>> Start SUPPLIED ENTRIES
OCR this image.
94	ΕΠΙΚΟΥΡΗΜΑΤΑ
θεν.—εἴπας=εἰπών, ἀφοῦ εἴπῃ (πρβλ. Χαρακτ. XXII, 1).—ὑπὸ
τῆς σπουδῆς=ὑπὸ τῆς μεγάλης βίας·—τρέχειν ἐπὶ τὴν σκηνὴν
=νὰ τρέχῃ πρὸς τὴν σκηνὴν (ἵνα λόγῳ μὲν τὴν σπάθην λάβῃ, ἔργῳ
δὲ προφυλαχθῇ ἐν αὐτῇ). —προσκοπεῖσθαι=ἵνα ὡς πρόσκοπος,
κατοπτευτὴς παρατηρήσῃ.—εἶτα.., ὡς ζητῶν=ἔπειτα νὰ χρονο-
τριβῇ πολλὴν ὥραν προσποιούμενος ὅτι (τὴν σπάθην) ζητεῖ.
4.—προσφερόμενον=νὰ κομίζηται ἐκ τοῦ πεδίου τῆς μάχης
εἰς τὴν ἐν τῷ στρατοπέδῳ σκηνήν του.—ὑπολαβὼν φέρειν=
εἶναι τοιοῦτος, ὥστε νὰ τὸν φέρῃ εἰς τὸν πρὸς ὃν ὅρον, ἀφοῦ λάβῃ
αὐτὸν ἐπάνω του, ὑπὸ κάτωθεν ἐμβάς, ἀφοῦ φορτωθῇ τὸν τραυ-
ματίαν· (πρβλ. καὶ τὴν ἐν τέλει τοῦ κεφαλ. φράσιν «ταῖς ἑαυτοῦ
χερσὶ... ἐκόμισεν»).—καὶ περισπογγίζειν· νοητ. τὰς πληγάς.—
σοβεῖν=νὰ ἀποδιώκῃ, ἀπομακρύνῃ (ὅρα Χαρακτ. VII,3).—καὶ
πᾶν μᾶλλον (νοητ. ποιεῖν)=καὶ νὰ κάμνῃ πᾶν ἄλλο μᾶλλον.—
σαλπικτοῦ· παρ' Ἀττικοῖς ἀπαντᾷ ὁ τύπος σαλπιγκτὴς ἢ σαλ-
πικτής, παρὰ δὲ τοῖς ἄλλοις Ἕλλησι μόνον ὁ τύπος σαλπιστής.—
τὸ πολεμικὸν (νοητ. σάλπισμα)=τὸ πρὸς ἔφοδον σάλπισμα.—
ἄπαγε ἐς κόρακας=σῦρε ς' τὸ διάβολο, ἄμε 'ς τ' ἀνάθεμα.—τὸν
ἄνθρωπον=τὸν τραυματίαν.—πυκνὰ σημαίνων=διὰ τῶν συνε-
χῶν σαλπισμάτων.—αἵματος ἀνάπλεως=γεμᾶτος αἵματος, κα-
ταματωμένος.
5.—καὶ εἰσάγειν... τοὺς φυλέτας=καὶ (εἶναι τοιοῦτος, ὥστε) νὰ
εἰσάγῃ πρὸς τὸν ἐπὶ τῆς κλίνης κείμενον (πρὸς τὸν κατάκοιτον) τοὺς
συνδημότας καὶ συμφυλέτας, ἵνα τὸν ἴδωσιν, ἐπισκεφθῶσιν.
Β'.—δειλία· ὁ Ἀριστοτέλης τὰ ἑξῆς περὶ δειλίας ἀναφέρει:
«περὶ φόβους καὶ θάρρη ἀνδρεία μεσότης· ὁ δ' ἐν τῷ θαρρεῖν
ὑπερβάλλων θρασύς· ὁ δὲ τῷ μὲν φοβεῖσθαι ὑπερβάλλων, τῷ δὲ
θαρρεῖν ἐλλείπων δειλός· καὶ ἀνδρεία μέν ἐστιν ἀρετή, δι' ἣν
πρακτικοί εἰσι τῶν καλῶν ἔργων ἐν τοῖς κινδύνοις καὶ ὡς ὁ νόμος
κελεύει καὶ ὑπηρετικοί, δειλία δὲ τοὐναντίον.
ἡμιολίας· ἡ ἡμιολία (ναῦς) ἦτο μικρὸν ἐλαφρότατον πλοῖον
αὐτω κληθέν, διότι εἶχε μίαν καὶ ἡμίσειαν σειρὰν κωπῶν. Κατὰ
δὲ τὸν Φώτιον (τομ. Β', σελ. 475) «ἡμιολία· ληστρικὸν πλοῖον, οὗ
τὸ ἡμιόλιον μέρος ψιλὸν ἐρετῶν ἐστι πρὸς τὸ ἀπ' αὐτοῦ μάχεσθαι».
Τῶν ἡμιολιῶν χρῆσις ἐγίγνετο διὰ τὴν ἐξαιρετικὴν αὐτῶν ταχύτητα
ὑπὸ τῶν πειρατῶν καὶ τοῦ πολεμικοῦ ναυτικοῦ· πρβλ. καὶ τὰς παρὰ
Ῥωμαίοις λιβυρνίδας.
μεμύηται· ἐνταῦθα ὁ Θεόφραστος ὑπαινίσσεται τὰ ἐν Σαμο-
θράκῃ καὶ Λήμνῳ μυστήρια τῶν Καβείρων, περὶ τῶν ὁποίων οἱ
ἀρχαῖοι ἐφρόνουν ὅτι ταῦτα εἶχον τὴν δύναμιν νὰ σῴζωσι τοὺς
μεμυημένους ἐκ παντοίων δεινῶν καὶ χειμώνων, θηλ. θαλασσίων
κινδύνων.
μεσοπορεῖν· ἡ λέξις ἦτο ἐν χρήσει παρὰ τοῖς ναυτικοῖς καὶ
>> End SUPPLIED ENTRIES
**SET EXERCISE**
Copy each line above where the string "σπάθην" occurs.

**WORKED SOLUTION**
=νὰ τρέχῃ πρὸς τὴν σκηνὴν (ἵνα λόγῳ μὲν τὴν σπάθην λάβῃ, ἔργῳ
τριβῇ πολλὴν ὥραν προσποιούμενος ὅτι (τὴν σπάθην) ζητεῖ.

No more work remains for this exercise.